Data excerpts
----------------
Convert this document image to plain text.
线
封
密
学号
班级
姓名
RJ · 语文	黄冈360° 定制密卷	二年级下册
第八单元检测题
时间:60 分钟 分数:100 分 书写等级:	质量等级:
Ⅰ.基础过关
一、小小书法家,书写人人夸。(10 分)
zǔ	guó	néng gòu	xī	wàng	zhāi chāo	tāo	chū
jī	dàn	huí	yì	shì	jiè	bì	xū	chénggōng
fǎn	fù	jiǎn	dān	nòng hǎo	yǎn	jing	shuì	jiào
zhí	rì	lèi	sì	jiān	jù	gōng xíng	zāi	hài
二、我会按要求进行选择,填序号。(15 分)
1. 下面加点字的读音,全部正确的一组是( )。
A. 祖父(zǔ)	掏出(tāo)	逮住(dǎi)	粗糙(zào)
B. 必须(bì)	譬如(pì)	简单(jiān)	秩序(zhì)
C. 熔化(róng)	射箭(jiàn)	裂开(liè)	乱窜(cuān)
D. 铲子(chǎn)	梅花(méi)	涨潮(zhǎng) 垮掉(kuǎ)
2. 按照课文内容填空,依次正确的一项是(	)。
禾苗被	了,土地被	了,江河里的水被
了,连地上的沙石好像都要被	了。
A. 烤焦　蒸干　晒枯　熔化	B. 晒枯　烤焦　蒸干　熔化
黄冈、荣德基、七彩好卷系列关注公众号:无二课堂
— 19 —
----------------
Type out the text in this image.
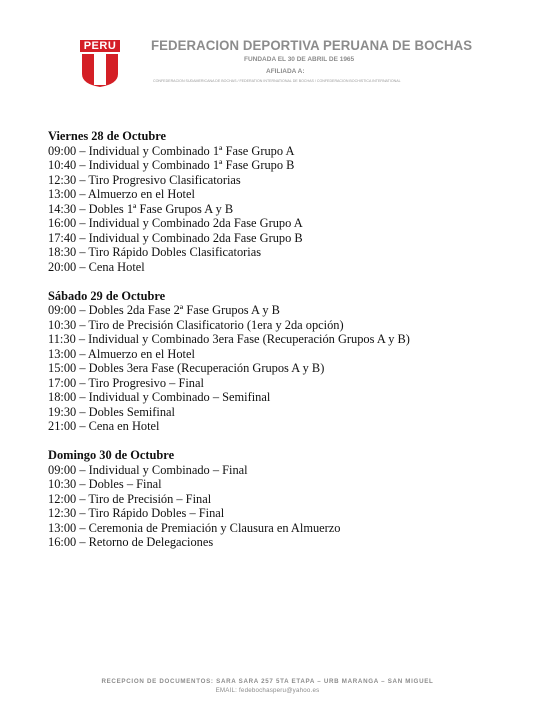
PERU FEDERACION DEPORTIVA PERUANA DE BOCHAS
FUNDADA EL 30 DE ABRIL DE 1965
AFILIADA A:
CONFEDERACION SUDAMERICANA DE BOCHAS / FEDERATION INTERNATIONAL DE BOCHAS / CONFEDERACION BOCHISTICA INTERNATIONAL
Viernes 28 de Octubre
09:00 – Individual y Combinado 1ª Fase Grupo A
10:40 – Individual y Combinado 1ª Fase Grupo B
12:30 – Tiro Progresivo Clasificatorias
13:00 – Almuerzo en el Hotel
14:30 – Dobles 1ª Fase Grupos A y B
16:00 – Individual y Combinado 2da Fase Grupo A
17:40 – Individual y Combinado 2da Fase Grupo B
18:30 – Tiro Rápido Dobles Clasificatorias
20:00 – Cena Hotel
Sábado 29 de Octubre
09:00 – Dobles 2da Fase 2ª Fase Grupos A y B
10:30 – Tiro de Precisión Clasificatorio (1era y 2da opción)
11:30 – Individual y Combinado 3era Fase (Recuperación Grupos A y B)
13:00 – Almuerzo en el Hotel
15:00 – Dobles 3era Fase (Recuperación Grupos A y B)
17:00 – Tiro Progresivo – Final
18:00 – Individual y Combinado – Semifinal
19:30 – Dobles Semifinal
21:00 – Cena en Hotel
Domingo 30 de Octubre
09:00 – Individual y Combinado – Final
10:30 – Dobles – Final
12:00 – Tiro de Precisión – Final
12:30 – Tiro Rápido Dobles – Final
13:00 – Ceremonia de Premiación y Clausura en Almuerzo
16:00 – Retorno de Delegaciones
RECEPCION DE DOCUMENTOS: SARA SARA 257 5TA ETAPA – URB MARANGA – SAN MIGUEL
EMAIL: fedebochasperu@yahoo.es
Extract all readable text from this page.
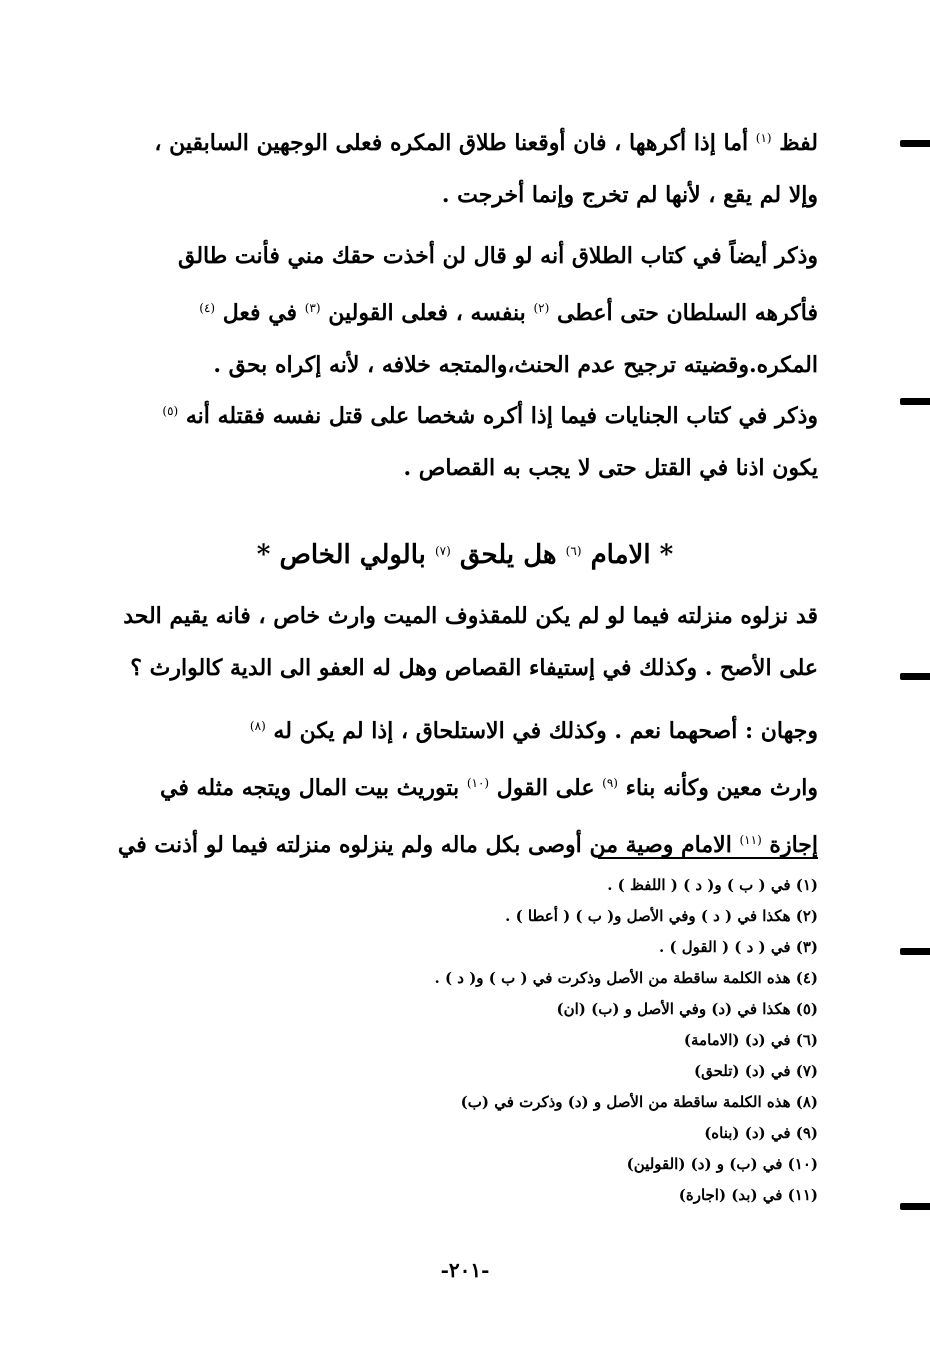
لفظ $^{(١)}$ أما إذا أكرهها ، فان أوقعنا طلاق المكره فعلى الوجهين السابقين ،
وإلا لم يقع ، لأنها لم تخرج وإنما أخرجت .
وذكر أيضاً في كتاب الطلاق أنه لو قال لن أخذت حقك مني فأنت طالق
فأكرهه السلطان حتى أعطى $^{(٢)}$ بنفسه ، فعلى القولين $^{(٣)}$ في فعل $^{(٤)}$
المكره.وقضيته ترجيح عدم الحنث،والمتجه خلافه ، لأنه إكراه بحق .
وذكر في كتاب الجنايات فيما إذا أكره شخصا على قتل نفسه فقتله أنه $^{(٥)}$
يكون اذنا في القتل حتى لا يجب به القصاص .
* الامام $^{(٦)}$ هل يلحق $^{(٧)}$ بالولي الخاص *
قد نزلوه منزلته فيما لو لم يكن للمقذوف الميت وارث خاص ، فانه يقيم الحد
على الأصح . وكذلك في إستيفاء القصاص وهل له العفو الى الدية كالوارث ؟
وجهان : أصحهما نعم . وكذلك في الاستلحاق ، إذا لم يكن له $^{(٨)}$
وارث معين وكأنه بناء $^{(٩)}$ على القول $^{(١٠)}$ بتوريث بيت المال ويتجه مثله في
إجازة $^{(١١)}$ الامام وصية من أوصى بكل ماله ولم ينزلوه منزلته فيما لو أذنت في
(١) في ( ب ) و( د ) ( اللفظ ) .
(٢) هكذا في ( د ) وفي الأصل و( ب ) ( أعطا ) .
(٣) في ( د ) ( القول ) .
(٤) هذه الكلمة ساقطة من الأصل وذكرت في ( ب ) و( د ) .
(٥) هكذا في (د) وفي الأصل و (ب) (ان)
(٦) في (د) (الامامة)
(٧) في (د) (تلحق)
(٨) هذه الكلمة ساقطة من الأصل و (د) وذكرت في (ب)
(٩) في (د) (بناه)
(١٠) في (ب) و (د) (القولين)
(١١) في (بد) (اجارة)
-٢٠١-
----------------
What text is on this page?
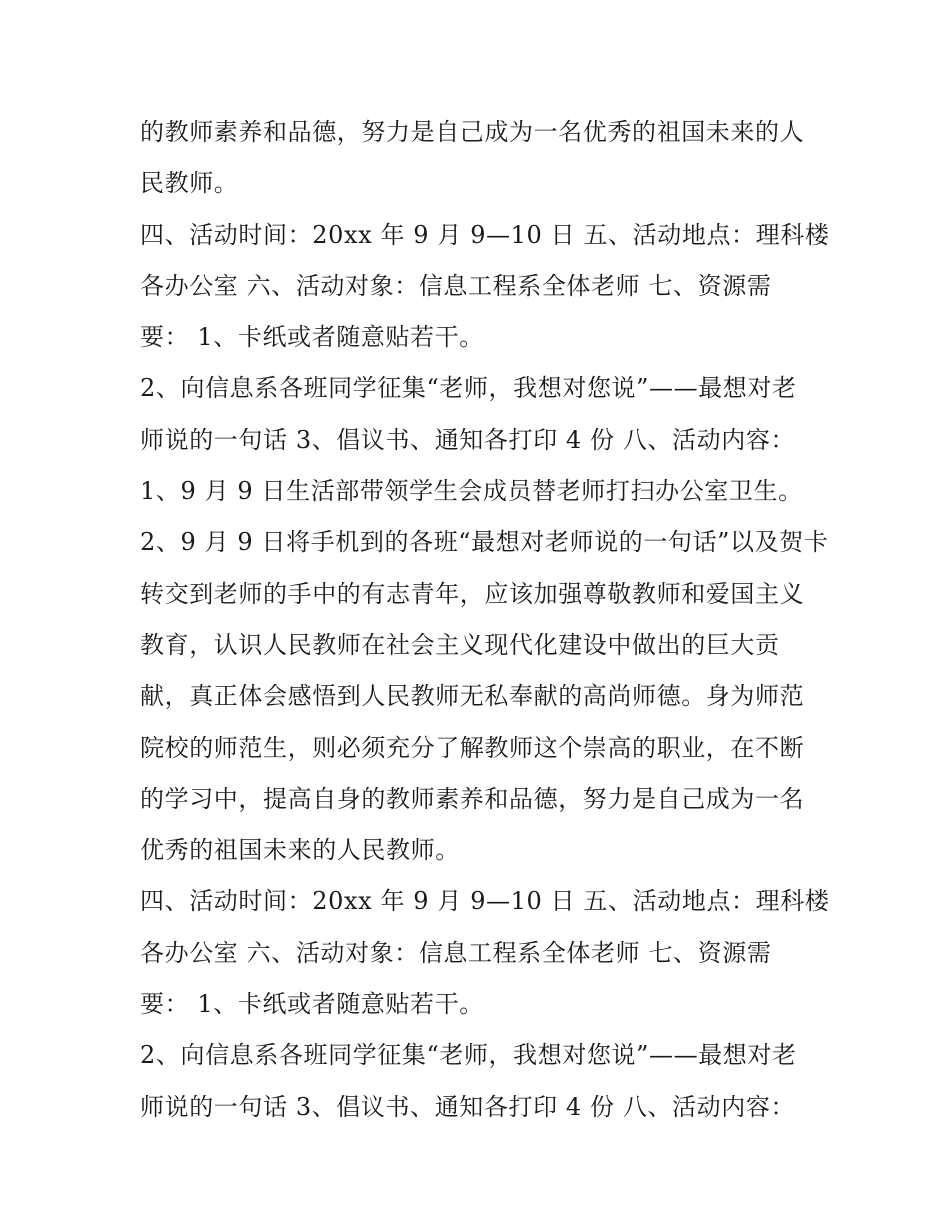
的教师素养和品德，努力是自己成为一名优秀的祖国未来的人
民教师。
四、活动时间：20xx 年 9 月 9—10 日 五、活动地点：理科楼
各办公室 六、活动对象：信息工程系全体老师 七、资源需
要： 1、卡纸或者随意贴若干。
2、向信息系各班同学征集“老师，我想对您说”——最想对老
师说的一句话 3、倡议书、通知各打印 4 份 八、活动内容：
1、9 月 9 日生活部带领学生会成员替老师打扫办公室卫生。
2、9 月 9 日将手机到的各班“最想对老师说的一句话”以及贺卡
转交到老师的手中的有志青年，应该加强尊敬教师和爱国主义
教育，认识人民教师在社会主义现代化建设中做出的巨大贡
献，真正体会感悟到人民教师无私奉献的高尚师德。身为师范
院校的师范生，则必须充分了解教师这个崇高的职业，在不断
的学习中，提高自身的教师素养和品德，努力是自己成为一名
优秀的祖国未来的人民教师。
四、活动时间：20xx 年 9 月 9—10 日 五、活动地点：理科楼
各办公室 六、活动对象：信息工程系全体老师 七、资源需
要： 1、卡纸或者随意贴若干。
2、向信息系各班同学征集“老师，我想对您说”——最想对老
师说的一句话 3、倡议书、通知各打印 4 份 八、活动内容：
----------------
Stated problem: Report how many lines in the listing include the word "jiān". Give nothing but the count.

Expected answer: 2